◆ INSTRUCTION ◆
What follows is a listing. Return every line of it exactly.

◆ DATA EXCERPTS ◆
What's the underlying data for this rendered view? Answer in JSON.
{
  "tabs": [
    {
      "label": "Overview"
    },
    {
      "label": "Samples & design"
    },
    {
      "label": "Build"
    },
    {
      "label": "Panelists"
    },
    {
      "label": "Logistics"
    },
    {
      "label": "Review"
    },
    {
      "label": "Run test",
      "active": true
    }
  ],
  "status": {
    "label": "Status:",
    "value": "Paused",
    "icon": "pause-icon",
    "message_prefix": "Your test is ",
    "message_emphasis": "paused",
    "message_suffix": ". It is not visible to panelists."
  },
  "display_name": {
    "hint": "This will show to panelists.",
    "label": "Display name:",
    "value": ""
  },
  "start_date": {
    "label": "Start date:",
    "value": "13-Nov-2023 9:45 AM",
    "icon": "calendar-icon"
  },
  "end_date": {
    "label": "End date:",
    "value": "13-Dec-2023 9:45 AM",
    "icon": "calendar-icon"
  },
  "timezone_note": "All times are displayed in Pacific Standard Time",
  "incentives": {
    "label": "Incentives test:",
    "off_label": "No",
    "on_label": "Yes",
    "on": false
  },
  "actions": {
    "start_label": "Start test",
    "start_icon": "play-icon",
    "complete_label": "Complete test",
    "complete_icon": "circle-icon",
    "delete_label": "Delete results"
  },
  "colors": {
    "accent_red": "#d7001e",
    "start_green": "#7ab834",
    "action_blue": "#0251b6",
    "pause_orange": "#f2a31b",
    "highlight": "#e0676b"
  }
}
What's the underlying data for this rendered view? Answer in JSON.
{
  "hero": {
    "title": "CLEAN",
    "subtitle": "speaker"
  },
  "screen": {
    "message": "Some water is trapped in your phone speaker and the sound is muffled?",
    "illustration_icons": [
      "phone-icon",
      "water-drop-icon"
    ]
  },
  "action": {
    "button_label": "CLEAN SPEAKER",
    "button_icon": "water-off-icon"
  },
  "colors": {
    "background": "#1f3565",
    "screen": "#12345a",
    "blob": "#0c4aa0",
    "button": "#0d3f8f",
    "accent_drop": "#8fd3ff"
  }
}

◆ RESULT OF THE EXERCISE ◆
What's the underlying data for this rendered view? Answer in JSON.
{
  "tabs": [
    {
      "label": "Overview"
    },
    {
      "label": "Samples & design"
    },
    {
      "label": "Build"
    },
    {
      "label": "Panelists"
    },
    {
      "label": "Logistics"
    },
    {
      "label": "Review"
    },
    {
      "label": "Run test",
      "active": true
    }
  ],
  "status": {
    "label": "Status:",
    "value": "Paused",
    "icon": "pause-icon",
    "message_prefix": "Your test is ",
    "message_emphasis": "paused",
    "message_suffix": ". It is not visible to panelists."
  },
  "display_name": {
    "hint": "This will show to panelists.",
    "label": "Display name:",
    "value": ""
  },
  "start_date": {
    "label": "Start date:",
    "value": "13-Nov-2023 9:45 AM",
    "icon": "calendar-icon"
  },
  "end_date": {
    "label": "End date:",
    "value": "13-Dec-2023 9:45 AM",
    "icon": "calendar-icon"
  },
  "timezone_note": "All times are displayed in Pacific Standard Time",
  "incentives": {
    "label": "Incentives test:",
    "off_label": "No",
    "on_label": "Yes",
    "on": false
  },
  "actions": {
    "start_label": "Start test",
    "start_icon": "play-icon",
    "complete_label": "Complete test",
    "complete_icon": "circle-icon",
    "delete_label": "Delete results"
  },
  "colors": {
    "accent_red": "#d7001e",
    "start_green": "#7ab834",
    "action_blue": "#0251b6",
    "pause_orange": "#f2a31b",
    "highlight": "#e0676b"
  }
}
What's the underlying data for this rendered view? Answer in JSON.
{
  "hero": {
    "title": "CLEAN",
    "subtitle": "speaker"
  },
  "screen": {
    "message": "Some water is trapped in your phone speaker and the sound is muffled?",
    "illustration_icons": [
      "phone-icon",
      "water-drop-icon"
    ]
  },
  "action": {
    "button_label": "CLEAN SPEAKER",
    "button_icon": "water-off-icon"
  },
  "colors": {
    "background": "#1f3565",
    "screen": "#12345a",
    "blob": "#0c4aa0",
    "button": "#0d3f8f",
    "accent_drop": "#8fd3ff"
  }
}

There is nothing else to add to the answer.